— start of Data shown —

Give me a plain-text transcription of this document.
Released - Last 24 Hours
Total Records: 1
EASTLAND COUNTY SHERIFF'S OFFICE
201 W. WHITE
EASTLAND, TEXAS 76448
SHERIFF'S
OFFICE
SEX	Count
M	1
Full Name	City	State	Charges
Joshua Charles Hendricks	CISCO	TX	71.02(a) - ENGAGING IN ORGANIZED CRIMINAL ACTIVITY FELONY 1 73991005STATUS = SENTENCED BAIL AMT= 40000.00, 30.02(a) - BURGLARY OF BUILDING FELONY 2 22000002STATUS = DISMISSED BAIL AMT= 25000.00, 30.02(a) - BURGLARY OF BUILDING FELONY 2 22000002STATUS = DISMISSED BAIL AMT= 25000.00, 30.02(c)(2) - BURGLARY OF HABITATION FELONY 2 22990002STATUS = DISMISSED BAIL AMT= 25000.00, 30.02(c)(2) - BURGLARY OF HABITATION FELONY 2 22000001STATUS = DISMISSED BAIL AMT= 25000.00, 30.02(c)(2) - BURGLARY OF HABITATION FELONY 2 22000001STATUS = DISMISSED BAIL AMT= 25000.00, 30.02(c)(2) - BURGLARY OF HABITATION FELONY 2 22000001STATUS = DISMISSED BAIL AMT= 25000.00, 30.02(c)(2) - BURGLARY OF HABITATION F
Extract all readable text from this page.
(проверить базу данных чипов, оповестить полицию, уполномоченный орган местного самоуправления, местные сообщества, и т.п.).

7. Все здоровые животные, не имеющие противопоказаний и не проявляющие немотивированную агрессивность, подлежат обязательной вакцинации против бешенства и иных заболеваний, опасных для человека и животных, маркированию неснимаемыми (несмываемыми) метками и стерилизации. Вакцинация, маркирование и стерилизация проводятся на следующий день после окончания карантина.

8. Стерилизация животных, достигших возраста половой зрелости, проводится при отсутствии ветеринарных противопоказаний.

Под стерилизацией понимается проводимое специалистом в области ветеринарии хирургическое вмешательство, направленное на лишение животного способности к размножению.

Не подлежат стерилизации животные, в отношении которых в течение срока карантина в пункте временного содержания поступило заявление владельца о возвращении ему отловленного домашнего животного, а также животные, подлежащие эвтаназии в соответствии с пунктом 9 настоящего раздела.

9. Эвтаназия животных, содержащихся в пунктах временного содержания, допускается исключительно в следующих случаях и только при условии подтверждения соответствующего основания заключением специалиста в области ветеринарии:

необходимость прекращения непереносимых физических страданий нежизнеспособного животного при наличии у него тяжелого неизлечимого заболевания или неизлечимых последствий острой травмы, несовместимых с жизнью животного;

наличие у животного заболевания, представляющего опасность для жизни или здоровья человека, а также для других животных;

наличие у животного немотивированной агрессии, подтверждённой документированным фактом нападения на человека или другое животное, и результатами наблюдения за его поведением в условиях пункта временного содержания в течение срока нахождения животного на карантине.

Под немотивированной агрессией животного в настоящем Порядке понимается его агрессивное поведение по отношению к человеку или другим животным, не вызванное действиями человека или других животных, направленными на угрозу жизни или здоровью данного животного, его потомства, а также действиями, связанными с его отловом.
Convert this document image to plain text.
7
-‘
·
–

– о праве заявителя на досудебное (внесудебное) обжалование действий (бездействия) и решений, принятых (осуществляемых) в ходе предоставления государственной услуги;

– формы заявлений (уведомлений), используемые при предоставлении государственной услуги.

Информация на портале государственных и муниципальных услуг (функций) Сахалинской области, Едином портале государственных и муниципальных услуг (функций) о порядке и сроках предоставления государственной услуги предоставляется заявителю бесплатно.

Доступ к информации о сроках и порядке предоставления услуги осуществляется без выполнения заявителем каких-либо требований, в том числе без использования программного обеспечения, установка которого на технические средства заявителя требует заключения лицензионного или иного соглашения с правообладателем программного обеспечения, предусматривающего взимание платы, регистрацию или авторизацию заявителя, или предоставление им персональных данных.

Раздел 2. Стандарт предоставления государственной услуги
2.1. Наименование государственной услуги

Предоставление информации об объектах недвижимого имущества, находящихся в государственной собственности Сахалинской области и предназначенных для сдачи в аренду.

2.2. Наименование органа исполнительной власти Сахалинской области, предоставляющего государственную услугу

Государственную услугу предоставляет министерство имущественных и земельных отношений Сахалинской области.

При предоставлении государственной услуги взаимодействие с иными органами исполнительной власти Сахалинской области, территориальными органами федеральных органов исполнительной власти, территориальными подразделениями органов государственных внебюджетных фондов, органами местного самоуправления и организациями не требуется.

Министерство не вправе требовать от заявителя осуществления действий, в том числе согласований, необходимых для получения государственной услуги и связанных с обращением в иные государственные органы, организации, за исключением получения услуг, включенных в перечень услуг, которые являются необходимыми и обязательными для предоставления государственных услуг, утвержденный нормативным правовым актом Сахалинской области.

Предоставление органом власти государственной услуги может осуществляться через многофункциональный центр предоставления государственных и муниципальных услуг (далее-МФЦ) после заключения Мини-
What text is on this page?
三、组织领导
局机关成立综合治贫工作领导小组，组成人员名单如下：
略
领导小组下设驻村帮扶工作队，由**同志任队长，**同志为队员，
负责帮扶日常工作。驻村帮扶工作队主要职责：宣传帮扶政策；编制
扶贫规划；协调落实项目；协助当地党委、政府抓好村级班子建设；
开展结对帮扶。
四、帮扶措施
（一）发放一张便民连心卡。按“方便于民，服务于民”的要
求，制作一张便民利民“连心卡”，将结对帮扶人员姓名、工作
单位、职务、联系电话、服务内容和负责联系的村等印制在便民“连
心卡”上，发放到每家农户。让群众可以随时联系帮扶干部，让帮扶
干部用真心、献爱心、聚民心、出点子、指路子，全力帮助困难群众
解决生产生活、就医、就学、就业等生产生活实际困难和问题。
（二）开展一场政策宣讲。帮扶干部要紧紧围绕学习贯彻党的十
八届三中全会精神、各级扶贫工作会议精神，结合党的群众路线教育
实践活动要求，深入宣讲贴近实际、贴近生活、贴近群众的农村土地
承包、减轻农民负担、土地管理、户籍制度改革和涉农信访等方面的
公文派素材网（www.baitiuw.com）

— end of Data shown —

§ Task requirements
Copy each line above that contains the string "подлежат".

§ Solution to the exercise
7. Все здоровые животные, не имеющие противопоказаний и не проявляющие немотивированную агрессивность, подлежат обязательной вакцинации против бешенства и иных заболеваний, опасных для человека и животных, маркированию неснимаемыми (несмываемыми) метками и стерилизации. Вакцинация, маркирование и стерилизация проводятся на следующий день после окончания карантина.
Не подлежат стерилизации животные, в отношении которых в течение срока карантина в пункте временного содержания поступило заявление владельца о возвращении ему отловленного домашнего животного, а также животные, подлежащие эвтаназии в соответствии с пунктом 9 настоящего раздела.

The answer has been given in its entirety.